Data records
## BEGIN

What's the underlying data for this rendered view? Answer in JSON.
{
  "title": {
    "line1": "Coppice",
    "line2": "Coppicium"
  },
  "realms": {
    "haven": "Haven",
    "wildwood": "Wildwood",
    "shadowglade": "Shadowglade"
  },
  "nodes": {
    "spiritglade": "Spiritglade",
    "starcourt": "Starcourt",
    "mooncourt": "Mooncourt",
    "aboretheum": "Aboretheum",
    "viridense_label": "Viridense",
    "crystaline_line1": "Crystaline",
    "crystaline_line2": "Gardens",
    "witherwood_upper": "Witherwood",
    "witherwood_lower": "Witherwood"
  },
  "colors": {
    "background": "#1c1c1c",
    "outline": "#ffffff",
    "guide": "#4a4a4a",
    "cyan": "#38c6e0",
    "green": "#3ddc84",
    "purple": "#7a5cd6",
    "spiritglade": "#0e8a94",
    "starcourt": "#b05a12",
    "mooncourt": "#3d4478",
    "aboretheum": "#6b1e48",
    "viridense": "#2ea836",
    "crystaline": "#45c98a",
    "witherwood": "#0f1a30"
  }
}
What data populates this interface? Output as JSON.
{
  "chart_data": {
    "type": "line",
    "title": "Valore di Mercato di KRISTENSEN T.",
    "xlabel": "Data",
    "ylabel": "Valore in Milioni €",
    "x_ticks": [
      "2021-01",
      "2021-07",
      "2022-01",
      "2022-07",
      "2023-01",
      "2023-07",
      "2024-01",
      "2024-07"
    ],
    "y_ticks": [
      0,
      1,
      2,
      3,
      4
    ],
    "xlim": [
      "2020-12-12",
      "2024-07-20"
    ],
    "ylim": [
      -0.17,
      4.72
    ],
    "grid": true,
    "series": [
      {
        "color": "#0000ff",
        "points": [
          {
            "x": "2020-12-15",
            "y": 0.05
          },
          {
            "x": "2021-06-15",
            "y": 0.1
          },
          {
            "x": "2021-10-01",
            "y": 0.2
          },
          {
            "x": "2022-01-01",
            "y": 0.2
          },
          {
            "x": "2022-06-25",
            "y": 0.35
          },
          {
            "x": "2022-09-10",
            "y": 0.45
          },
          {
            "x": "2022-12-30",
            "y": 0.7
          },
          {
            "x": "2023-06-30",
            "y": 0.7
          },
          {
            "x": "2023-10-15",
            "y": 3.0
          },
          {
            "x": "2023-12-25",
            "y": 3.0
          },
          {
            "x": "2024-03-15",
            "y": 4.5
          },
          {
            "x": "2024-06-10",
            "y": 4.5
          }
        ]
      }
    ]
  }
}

## END

• **Your instructions**:
Every entry must be output again, exactly as written above.

• **Completed task**:
What's the underlying data for this rendered view? Answer in JSON.
{
  "title": {
    "line1": "Coppice",
    "line2": "Coppicium"
  },
  "realms": {
    "haven": "Haven",
    "wildwood": "Wildwood",
    "shadowglade": "Shadowglade"
  },
  "nodes": {
    "spiritglade": "Spiritglade",
    "starcourt": "Starcourt",
    "mooncourt": "Mooncourt",
    "aboretheum": "Aboretheum",
    "viridense_label": "Viridense",
    "crystaline_line1": "Crystaline",
    "crystaline_line2": "Gardens",
    "witherwood_upper": "Witherwood",
    "witherwood_lower": "Witherwood"
  },
  "colors": {
    "background": "#1c1c1c",
    "outline": "#ffffff",
    "guide": "#4a4a4a",
    "cyan": "#38c6e0",
    "green": "#3ddc84",
    "purple": "#7a5cd6",
    "spiritglade": "#0e8a94",
    "starcourt": "#b05a12",
    "mooncourt": "#3d4478",
    "aboretheum": "#6b1e48",
    "viridense": "#2ea836",
    "crystaline": "#45c98a",
    "witherwood": "#0f1a30"
  }
}
What data populates this interface? Output as JSON.
{
  "chart_data": {
    "type": "line",
    "title": "Valore di Mercato di KRISTENSEN T.",
    "xlabel": "Data",
    "ylabel": "Valore in Milioni €",
    "x_ticks": [
      "2021-01",
      "2021-07",
      "2022-01",
      "2022-07",
      "2023-01",
      "2023-07",
      "2024-01",
      "2024-07"
    ],
    "y_ticks": [
      0,
      1,
      2,
      3,
      4
    ],
    "xlim": [
      "2020-12-12",
      "2024-07-20"
    ],
    "ylim": [
      -0.17,
      4.72
    ],
    "grid": true,
    "series": [
      {
        "color": "#0000ff",
        "points": [
          {
            "x": "2020-12-15",
            "y": 0.05
          },
          {
            "x": "2021-06-15",
            "y": 0.1
          },
          {
            "x": "2021-10-01",
            "y": 0.2
          },
          {
            "x": "2022-01-01",
            "y": 0.2
          },
          {
            "x": "2022-06-25",
            "y": 0.35
          },
          {
            "x": "2022-09-10",
            "y": 0.45
          },
          {
            "x": "2022-12-30",
            "y": 0.7
          },
          {
            "x": "2023-06-30",
            "y": 0.7
          },
          {
            "x": "2023-10-15",
            "y": 3.0
          },
          {
            "x": "2023-12-25",
            "y": 3.0
          },
          {
            "x": "2024-03-15",
            "y": 4.5
          },
          {
            "x": "2024-06-10",
            "y": 4.5
          }
        ]
      }
    ]
  }
}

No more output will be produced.